"""

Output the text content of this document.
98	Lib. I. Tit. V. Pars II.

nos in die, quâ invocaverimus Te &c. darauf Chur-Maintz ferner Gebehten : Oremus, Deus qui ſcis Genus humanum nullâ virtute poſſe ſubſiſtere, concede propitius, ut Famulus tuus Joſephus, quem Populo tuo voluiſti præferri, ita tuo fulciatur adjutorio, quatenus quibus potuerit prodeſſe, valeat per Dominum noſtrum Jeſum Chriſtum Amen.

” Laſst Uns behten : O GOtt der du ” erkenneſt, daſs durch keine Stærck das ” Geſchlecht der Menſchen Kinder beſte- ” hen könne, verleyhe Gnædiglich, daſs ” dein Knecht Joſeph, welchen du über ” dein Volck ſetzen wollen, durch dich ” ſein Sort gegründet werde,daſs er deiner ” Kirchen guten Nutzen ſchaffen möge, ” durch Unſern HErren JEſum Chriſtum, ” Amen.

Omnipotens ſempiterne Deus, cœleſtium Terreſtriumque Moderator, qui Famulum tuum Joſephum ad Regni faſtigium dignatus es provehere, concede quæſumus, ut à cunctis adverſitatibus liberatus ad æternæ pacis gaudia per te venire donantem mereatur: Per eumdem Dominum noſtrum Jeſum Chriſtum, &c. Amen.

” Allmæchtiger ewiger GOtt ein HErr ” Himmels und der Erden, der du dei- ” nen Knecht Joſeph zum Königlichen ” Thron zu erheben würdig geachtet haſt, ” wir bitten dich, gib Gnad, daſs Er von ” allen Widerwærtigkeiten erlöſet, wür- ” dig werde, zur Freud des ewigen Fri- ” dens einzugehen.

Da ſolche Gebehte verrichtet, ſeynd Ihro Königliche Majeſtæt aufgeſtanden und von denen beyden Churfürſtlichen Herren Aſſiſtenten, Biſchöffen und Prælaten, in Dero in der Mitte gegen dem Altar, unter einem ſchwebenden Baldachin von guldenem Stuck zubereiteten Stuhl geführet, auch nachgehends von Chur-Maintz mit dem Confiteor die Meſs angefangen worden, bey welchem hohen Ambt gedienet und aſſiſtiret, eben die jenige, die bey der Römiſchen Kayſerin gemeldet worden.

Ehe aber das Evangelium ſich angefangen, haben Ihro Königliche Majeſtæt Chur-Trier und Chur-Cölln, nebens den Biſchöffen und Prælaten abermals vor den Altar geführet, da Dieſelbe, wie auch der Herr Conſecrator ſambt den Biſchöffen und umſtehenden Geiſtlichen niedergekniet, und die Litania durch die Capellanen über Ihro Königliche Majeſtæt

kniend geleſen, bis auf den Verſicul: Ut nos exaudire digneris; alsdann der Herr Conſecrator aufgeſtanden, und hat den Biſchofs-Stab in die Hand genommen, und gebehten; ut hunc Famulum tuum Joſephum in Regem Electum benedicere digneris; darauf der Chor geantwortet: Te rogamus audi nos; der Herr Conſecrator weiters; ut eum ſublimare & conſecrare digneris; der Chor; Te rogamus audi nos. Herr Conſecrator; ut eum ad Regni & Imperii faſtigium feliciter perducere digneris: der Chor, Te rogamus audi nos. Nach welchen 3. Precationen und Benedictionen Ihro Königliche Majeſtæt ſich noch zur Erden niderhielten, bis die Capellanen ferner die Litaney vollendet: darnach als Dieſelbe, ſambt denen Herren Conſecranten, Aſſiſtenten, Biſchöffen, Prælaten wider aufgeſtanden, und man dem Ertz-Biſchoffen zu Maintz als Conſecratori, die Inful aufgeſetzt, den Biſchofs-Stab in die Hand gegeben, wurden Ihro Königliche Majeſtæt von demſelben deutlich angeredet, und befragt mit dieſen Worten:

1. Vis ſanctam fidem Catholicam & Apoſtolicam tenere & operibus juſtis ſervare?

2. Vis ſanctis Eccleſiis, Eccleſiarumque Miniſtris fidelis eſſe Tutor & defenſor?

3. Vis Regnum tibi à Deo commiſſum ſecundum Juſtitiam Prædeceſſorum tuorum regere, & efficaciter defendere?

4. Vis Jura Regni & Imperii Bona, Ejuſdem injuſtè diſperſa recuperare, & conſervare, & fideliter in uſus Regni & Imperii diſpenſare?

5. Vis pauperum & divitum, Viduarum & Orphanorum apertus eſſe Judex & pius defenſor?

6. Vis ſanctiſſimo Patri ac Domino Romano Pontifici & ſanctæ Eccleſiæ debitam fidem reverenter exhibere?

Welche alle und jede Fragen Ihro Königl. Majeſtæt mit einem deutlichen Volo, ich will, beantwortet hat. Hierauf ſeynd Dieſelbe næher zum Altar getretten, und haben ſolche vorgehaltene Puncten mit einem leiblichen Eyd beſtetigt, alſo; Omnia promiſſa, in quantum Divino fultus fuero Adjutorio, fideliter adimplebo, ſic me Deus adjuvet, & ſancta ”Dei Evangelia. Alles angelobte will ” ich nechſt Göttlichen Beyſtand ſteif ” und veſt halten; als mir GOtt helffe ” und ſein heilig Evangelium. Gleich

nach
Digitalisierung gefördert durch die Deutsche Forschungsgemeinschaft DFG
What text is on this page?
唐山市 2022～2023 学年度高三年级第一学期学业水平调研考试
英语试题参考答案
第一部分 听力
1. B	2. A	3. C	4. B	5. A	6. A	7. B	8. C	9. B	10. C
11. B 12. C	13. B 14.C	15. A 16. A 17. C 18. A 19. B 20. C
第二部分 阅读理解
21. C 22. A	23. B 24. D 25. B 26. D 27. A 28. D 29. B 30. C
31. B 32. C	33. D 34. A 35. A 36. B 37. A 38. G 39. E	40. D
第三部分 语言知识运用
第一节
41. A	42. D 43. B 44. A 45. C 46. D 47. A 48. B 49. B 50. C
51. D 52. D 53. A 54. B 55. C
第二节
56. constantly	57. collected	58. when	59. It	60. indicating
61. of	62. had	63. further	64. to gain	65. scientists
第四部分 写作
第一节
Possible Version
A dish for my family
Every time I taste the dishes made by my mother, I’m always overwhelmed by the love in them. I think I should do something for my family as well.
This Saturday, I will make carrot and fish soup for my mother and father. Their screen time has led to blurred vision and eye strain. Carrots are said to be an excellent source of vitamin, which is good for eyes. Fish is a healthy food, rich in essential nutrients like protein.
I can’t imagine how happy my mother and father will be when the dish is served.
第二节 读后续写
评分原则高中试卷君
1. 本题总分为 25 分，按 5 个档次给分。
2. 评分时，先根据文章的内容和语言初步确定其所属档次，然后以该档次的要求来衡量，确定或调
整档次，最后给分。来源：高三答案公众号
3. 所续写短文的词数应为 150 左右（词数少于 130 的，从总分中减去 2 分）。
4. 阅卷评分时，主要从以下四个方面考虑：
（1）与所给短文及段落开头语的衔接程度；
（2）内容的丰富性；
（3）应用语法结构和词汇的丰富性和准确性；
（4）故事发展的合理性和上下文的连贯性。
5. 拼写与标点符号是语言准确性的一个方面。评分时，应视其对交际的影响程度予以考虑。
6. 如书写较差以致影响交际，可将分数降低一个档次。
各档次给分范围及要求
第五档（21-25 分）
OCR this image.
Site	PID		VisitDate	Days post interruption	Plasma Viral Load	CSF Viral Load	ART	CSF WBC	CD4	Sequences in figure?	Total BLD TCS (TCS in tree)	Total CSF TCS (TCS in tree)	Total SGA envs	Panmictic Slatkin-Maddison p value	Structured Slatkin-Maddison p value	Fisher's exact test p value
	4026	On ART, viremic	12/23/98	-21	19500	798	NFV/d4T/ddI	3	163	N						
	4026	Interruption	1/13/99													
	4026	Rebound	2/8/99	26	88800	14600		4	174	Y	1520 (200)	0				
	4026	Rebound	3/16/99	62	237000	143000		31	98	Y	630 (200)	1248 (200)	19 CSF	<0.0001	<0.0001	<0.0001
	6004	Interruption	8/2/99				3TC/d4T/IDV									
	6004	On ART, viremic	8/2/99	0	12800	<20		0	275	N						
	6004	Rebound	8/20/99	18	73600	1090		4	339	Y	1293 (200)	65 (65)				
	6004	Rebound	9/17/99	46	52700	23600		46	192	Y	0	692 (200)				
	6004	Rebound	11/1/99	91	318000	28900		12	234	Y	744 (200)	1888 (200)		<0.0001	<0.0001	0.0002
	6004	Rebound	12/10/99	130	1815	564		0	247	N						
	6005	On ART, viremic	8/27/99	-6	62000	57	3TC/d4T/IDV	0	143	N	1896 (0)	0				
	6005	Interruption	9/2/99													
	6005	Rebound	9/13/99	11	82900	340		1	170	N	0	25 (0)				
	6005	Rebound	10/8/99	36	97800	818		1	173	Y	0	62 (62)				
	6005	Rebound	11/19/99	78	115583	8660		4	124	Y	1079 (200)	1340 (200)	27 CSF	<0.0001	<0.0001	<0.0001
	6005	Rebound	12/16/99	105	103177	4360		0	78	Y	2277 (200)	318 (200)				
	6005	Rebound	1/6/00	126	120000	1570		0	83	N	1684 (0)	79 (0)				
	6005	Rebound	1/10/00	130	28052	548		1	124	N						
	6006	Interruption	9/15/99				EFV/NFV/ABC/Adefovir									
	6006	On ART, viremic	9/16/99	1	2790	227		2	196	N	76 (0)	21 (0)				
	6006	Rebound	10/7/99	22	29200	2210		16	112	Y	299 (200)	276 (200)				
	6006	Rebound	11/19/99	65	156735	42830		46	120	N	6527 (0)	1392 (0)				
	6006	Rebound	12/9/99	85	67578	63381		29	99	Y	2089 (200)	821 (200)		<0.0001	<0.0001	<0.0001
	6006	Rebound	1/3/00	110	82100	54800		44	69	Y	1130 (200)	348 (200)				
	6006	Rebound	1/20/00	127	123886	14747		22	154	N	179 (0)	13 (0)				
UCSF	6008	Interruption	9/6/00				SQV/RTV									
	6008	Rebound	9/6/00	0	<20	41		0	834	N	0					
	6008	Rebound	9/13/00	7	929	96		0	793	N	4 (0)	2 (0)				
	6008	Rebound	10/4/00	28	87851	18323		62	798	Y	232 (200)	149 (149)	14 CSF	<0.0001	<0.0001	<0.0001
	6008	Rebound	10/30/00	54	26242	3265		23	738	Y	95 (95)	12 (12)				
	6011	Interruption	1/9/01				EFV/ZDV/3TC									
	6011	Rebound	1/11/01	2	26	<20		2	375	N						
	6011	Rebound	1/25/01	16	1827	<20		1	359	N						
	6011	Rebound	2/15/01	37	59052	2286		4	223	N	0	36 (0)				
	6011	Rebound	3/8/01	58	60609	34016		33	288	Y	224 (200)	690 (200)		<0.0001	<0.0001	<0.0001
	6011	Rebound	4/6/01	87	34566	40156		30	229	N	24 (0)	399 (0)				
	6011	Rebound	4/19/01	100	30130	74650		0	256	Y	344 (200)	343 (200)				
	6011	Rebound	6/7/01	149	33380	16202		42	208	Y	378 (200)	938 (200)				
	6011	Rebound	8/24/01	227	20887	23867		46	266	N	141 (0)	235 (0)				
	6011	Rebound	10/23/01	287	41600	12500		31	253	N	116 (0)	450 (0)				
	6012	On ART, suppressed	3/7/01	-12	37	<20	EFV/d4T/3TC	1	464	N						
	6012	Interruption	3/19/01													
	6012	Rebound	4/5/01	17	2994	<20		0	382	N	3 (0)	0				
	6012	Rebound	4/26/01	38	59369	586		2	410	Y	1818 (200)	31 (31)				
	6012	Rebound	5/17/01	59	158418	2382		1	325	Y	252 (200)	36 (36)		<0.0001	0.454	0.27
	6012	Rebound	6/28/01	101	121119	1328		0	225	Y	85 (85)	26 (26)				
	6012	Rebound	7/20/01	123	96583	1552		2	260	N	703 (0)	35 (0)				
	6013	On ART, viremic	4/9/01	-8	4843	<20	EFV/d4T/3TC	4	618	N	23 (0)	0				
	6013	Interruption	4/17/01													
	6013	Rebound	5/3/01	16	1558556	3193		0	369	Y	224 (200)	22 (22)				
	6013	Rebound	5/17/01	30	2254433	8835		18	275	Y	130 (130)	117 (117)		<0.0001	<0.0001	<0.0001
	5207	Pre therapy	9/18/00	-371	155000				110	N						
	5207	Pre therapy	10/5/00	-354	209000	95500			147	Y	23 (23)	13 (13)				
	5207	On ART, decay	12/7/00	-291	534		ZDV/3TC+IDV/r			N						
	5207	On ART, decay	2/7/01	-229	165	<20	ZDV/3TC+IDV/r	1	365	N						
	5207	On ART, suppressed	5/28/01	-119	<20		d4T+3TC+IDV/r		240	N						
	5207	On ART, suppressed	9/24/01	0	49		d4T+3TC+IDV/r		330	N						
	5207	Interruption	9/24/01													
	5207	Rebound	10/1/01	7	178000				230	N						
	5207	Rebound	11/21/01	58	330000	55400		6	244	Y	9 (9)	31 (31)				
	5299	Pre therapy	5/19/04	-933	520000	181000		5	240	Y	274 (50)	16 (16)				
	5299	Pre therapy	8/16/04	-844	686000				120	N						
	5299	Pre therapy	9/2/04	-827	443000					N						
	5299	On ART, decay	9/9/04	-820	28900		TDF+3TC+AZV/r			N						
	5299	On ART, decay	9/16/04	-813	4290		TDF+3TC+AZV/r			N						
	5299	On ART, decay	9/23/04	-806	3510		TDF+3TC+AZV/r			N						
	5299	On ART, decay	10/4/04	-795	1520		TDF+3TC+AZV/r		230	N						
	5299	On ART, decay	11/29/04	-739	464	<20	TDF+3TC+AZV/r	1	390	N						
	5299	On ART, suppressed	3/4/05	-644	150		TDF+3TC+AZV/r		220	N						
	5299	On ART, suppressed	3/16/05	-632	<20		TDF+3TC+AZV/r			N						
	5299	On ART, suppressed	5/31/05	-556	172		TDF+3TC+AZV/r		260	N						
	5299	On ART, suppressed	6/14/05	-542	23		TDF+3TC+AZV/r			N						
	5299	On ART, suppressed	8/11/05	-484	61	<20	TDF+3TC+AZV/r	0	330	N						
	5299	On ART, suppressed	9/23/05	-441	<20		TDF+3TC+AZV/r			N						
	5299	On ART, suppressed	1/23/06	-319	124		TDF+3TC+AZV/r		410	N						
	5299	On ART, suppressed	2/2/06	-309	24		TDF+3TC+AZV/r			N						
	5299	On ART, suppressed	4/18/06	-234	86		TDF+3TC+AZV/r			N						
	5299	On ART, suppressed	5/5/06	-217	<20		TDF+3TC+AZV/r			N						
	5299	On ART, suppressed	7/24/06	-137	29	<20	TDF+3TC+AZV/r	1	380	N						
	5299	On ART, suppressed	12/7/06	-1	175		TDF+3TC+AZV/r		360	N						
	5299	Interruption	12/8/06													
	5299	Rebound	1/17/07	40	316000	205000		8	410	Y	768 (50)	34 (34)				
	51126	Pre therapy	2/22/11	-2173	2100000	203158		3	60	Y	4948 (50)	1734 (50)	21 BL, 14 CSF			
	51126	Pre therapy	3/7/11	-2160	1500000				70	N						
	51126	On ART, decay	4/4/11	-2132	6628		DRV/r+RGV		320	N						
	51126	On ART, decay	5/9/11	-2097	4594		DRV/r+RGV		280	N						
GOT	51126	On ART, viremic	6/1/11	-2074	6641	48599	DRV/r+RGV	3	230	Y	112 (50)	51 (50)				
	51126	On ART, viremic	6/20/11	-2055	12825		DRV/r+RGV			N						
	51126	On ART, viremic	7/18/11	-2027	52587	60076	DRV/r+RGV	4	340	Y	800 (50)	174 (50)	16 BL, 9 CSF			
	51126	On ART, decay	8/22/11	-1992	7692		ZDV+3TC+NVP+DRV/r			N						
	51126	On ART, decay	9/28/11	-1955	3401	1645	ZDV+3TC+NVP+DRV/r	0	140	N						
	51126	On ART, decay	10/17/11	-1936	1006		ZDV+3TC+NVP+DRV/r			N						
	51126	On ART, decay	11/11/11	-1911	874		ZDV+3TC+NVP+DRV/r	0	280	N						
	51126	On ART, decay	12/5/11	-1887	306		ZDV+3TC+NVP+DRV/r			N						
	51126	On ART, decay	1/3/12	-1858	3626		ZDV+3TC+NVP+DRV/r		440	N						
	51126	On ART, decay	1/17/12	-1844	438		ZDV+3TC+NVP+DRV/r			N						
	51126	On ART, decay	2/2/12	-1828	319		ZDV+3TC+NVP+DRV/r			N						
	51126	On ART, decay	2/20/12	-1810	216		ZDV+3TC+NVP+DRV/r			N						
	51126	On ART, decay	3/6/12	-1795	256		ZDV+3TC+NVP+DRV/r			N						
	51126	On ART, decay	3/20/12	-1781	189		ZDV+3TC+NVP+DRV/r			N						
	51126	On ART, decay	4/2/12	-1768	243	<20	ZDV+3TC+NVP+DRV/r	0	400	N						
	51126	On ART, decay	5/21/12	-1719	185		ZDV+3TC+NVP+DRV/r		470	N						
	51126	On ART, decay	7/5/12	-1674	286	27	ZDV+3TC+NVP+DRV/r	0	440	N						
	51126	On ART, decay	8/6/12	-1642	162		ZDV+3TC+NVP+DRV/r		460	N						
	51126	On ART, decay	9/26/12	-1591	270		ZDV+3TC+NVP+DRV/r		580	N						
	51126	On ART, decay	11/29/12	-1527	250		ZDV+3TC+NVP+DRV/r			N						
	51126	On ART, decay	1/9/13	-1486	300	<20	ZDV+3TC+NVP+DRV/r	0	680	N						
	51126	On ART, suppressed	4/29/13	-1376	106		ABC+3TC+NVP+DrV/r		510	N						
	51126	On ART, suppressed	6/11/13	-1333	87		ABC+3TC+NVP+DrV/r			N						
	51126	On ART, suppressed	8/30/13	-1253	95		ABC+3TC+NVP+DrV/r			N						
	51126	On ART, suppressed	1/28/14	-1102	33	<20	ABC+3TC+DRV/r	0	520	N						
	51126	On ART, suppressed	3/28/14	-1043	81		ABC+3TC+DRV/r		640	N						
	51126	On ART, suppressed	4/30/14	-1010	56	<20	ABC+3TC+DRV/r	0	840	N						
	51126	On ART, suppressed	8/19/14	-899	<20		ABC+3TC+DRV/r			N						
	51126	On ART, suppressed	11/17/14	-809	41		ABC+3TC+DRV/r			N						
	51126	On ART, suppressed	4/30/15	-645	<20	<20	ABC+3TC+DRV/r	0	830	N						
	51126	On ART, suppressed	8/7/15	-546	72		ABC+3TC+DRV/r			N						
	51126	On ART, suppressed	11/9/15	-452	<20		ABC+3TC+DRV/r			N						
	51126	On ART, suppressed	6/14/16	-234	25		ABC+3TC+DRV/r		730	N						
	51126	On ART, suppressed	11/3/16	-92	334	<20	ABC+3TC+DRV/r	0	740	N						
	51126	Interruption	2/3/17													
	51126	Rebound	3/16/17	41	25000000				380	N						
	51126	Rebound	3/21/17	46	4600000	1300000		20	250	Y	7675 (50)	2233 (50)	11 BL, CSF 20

"""

Description of the task. Over the whole listing above, give the number of lines in which "GOtt" occurs, and no other words.

Expected output. 3